◆ **Written exercise**: Look through the material and copy each line holding "tegn".

>> begin Material for this task

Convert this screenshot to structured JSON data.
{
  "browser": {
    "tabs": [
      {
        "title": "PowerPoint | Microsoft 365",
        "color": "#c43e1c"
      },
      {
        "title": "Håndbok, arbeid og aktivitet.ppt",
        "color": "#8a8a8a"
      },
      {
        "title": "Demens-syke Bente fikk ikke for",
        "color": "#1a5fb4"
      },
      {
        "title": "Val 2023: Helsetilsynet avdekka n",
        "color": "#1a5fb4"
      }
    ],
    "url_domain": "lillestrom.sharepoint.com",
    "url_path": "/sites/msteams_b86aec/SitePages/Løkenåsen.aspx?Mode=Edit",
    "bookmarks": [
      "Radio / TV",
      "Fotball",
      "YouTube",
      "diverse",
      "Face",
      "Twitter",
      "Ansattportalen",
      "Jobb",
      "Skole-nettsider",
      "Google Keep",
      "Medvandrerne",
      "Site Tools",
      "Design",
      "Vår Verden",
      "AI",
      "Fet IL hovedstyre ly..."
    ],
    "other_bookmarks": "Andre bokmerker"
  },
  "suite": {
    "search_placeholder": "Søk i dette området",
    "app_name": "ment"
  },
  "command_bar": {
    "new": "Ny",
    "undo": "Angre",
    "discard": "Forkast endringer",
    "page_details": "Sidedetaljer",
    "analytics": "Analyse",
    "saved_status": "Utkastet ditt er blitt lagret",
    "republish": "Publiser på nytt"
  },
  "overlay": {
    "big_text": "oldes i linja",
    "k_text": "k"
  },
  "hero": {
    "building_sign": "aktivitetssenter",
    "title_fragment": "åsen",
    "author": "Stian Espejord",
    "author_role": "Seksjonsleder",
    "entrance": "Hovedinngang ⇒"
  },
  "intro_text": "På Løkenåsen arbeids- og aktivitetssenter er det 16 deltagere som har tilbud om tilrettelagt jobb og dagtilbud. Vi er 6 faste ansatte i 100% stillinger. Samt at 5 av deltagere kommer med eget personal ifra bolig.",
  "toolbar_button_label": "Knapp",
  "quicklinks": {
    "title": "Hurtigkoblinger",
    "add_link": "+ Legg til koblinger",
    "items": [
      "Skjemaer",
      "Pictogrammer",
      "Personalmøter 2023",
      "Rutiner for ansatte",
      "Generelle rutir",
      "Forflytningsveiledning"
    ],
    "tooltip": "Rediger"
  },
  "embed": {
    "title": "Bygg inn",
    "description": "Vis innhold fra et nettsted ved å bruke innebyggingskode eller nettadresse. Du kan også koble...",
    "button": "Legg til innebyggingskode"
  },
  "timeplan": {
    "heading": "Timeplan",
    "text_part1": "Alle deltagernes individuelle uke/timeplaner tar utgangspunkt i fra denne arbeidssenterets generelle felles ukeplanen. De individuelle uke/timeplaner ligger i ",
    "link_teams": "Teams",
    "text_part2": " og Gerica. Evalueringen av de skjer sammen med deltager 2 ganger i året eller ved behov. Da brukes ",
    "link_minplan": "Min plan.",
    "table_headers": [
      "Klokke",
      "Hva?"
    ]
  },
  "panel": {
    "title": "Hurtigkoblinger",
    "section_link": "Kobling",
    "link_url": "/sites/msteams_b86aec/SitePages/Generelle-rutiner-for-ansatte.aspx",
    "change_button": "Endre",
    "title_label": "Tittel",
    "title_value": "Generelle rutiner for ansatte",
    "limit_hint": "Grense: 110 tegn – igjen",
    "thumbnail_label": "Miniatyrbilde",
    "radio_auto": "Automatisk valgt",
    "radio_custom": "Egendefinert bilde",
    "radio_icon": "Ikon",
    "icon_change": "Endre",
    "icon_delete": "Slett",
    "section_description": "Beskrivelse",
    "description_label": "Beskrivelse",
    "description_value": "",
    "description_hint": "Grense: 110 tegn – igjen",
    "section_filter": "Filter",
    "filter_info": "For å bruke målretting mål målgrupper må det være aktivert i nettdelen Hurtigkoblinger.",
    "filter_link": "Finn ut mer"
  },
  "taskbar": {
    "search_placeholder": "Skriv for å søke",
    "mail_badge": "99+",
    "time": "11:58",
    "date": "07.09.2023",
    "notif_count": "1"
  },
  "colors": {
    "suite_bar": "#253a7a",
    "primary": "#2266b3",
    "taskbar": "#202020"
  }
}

>> end Material for this task

◆ **Solution below**:
    "limit_hint": "Grense: 110 tegn – igjen",
    "description_hint": "Grense: 110 tegn – igjen",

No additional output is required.